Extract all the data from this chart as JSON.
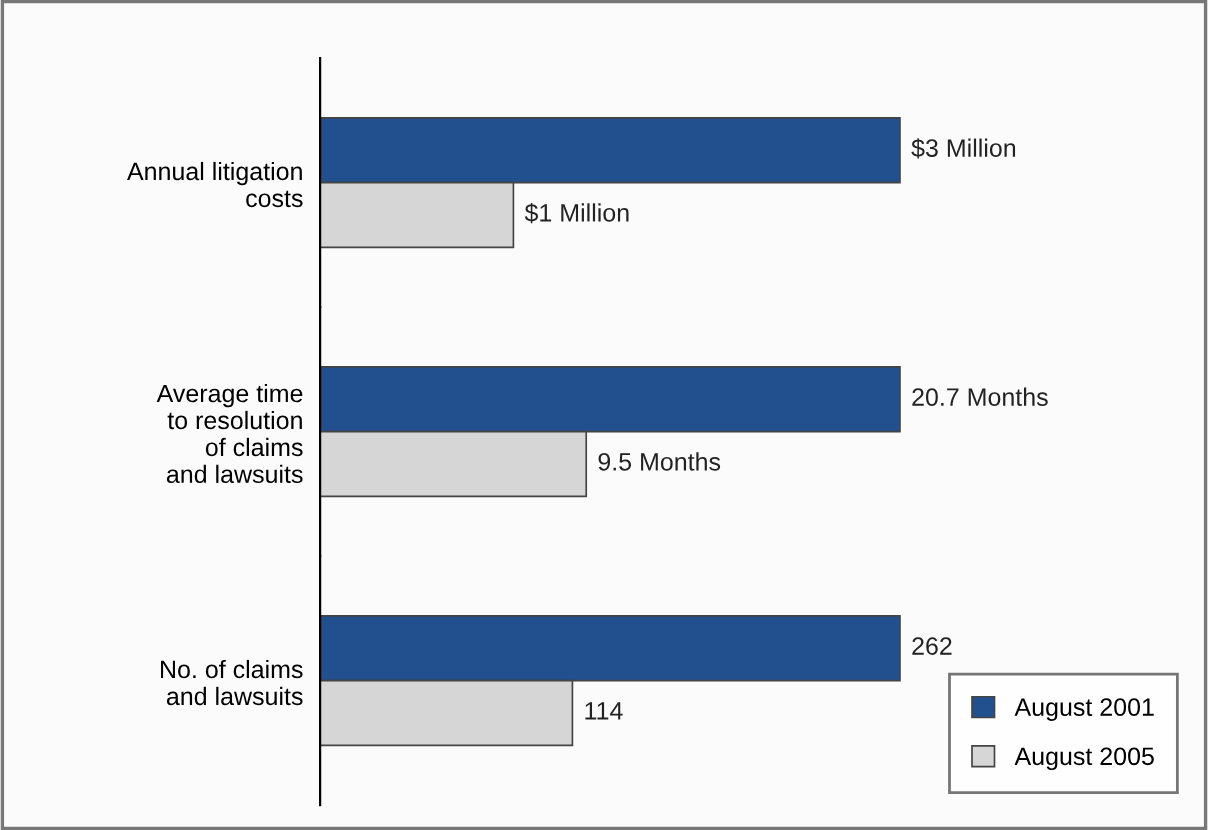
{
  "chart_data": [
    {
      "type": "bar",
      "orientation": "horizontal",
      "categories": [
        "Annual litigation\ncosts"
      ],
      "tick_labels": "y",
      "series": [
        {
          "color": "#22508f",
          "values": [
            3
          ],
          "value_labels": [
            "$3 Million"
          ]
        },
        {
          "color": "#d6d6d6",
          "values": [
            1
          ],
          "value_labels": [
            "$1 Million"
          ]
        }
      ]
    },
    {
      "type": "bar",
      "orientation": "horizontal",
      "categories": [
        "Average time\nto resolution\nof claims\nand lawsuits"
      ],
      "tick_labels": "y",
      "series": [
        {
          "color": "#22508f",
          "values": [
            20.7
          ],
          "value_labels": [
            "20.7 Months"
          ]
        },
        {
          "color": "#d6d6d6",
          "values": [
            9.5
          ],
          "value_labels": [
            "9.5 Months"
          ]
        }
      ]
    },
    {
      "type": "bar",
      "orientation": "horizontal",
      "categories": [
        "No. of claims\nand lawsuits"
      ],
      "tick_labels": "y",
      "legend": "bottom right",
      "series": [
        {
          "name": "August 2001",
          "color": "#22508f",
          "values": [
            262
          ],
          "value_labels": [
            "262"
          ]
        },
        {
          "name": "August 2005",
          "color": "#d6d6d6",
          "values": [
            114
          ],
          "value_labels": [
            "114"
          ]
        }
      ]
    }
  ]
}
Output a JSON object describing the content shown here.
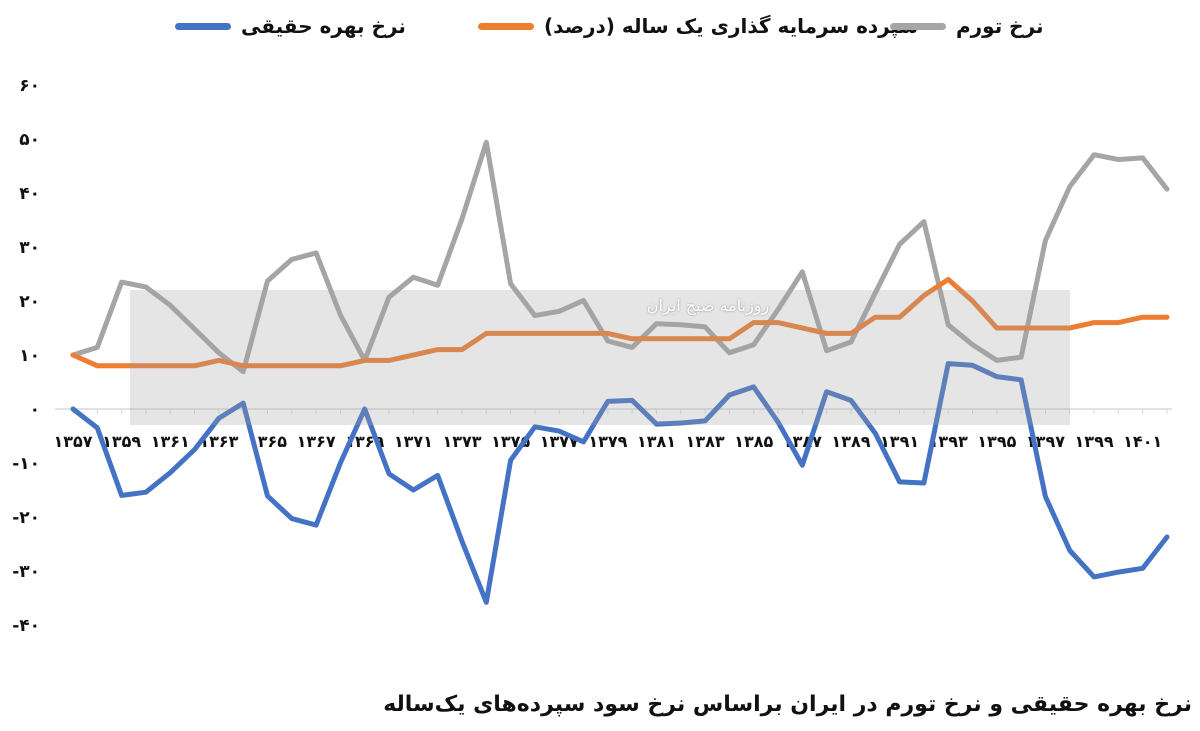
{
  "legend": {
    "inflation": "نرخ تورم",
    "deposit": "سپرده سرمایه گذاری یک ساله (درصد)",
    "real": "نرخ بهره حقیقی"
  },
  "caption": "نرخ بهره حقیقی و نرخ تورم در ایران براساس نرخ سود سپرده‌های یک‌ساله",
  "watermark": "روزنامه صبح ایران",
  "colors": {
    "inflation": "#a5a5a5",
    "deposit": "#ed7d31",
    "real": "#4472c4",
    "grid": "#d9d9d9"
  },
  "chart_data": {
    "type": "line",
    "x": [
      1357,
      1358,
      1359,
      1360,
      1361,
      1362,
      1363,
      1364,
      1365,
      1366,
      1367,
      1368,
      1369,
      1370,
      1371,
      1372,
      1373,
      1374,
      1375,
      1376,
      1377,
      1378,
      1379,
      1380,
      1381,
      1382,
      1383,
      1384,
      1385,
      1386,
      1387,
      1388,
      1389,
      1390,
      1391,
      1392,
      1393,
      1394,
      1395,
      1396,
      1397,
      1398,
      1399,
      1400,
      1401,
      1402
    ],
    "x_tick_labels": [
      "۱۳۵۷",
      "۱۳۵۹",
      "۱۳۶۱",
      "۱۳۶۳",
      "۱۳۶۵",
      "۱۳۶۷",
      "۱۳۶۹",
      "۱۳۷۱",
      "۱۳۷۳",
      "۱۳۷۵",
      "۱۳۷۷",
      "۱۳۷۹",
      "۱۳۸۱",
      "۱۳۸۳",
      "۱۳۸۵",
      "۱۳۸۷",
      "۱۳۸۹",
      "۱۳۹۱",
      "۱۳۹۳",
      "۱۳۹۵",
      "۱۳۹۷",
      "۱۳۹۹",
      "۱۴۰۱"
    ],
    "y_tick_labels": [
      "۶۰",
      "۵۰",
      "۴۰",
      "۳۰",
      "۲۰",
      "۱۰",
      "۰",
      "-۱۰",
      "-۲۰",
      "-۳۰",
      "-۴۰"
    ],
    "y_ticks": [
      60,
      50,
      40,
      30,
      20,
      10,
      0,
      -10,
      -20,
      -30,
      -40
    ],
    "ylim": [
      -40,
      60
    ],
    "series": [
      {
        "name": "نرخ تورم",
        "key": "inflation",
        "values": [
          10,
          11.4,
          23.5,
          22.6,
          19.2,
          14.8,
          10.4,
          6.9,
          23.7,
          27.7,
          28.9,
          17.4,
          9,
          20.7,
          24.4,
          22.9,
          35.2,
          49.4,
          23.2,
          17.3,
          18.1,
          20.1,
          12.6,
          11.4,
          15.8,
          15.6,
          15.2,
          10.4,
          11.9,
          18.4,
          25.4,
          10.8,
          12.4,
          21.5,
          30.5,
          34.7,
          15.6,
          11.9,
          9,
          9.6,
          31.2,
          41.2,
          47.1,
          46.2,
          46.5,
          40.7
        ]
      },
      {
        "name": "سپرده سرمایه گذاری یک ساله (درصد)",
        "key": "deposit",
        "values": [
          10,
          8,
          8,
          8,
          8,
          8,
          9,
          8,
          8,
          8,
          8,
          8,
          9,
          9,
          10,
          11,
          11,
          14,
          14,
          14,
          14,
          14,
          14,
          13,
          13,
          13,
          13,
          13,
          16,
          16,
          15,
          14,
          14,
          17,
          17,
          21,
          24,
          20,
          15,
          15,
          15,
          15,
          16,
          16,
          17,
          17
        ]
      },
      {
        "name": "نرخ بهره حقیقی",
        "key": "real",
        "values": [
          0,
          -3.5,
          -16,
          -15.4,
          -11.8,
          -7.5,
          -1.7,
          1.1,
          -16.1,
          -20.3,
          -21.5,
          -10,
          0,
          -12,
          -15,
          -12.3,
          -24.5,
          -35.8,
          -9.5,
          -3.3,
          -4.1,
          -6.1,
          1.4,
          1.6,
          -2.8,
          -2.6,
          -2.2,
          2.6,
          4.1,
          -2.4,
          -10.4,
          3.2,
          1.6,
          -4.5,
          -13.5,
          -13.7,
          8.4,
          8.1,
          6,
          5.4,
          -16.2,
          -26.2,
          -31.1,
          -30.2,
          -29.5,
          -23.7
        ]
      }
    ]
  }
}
^^^^^^^^^^^^^^^^
*TASK TO CARRY OUT*: Reproduce the data verbatim. Do not carry any picture into the copy.

*WRITTEN RESPONSE*:
Extract all the data from this chart as JSON.
{
  "chart_data": [
    {
      "type": "bar",
      "orientation": "horizontal",
      "categories": [
        "Annual litigation\ncosts"
      ],
      "tick_labels": "y",
      "series": [
        {
          "color": "#22508f",
          "values": [
            3
          ],
          "value_labels": [
            "$3 Million"
          ]
        },
        {
          "color": "#d6d6d6",
          "values": [
            1
          ],
          "value_labels": [
            "$1 Million"
          ]
        }
      ]
    },
    {
      "type": "bar",
      "orientation": "horizontal",
      "categories": [
        "Average time\nto resolution\nof claims\nand lawsuits"
      ],
      "tick_labels": "y",
      "series": [
        {
          "color": "#22508f",
          "values": [
            20.7
          ],
          "value_labels": [
            "20.7 Months"
          ]
        },
        {
          "color": "#d6d6d6",
          "values": [
            9.5
          ],
          "value_labels": [
            "9.5 Months"
          ]
        }
      ]
    },
    {
      "type": "bar",
      "orientation": "horizontal",
      "categories": [
        "No. of claims\nand lawsuits"
      ],
      "tick_labels": "y",
      "legend": "bottom right",
      "series": [
        {
          "name": "August 2001",
          "color": "#22508f",
          "values": [
            262
          ],
          "value_labels": [
            "262"
          ]
        },
        {
          "name": "August 2005",
          "color": "#d6d6d6",
          "values": [
            114
          ],
          "value_labels": [
            "114"
          ]
        }
      ]
    }
  ]
}
Output a JSON object describing the content shown here.
{
  "legend": {
    "inflation": "نرخ تورم",
    "deposit": "سپرده سرمایه گذاری یک ساله (درصد)",
    "real": "نرخ بهره حقیقی"
  },
  "caption": "نرخ بهره حقیقی و نرخ تورم در ایران براساس نرخ سود سپرده‌های یک‌ساله",
  "watermark": "روزنامه صبح ایران",
  "colors": {
    "inflation": "#a5a5a5",
    "deposit": "#ed7d31",
    "real": "#4472c4",
    "grid": "#d9d9d9"
  },
  "chart_data": {
    "type": "line",
    "x": [
      1357,
      1358,
      1359,
      1360,
      1361,
      1362,
      1363,
      1364,
      1365,
      1366,
      1367,
      1368,
      1369,
      1370,
      1371,
      1372,
      1373,
      1374,
      1375,
      1376,
      1377,
      1378,
      1379,
      1380,
      1381,
      1382,
      1383,
      1384,
      1385,
      1386,
      1387,
      1388,
      1389,
      1390,
      1391,
      1392,
      1393,
      1394,
      1395,
      1396,
      1397,
      1398,
      1399,
      1400,
      1401,
      1402
    ],
    "x_tick_labels": [
      "۱۳۵۷",
      "۱۳۵۹",
      "۱۳۶۱",
      "۱۳۶۳",
      "۱۳۶۵",
      "۱۳۶۷",
      "۱۳۶۹",
      "۱۳۷۱",
      "۱۳۷۳",
      "۱۳۷۵",
      "۱۳۷۷",
      "۱۳۷۹",
      "۱۳۸۱",
      "۱۳۸۳",
      "۱۳۸۵",
      "۱۳۸۷",
      "۱۳۸۹",
      "۱۳۹۱",
      "۱۳۹۳",
      "۱۳۹۵",
      "۱۳۹۷",
      "۱۳۹۹",
      "۱۴۰۱"
    ],
    "y_tick_labels": [
      "۶۰",
      "۵۰",
      "۴۰",
      "۳۰",
      "۲۰",
      "۱۰",
      "۰",
      "-۱۰",
      "-۲۰",
      "-۳۰",
      "-۴۰"
    ],
    "y_ticks": [
      60,
      50,
      40,
      30,
      20,
      10,
      0,
      -10,
      -20,
      -30,
      -40
    ],
    "ylim": [
      -40,
      60
    ],
    "series": [
      {
        "name": "نرخ تورم",
        "key": "inflation",
        "values": [
          10,
          11.4,
          23.5,
          22.6,
          19.2,
          14.8,
          10.4,
          6.9,
          23.7,
          27.7,
          28.9,
          17.4,
          9,
          20.7,
          24.4,
          22.9,
          35.2,
          49.4,
          23.2,
          17.3,
          18.1,
          20.1,
          12.6,
          11.4,
          15.8,
          15.6,
          15.2,
          10.4,
          11.9,
          18.4,
          25.4,
          10.8,
          12.4,
          21.5,
          30.5,
          34.7,
          15.6,
          11.9,
          9,
          9.6,
          31.2,
          41.2,
          47.1,
          46.2,
          46.5,
          40.7
        ]
      },
      {
        "name": "سپرده سرمایه گذاری یک ساله (درصد)",
        "key": "deposit",
        "values": [
          10,
          8,
          8,
          8,
          8,
          8,
          9,
          8,
          8,
          8,
          8,
          8,
          9,
          9,
          10,
          11,
          11,
          14,
          14,
          14,
          14,
          14,
          14,
          13,
          13,
          13,
          13,
          13,
          16,
          16,
          15,
          14,
          14,
          17,
          17,
          21,
          24,
          20,
          15,
          15,
          15,
          15,
          16,
          16,
          17,
          17
        ]
      },
      {
        "name": "نرخ بهره حقیقی",
        "key": "real",
        "values": [
          0,
          -3.5,
          -16,
          -15.4,
          -11.8,
          -7.5,
          -1.7,
          1.1,
          -16.1,
          -20.3,
          -21.5,
          -10,
          0,
          -12,
          -15,
          -12.3,
          -24.5,
          -35.8,
          -9.5,
          -3.3,
          -4.1,
          -6.1,
          1.4,
          1.6,
          -2.8,
          -2.6,
          -2.2,
          2.6,
          4.1,
          -2.4,
          -10.4,
          3.2,
          1.6,
          -4.5,
          -13.5,
          -13.7,
          8.4,
          8.1,
          6,
          5.4,
          -16.2,
          -26.2,
          -31.1,
          -30.2,
          -29.5,
          -23.7
        ]
      }
    ]
  }
}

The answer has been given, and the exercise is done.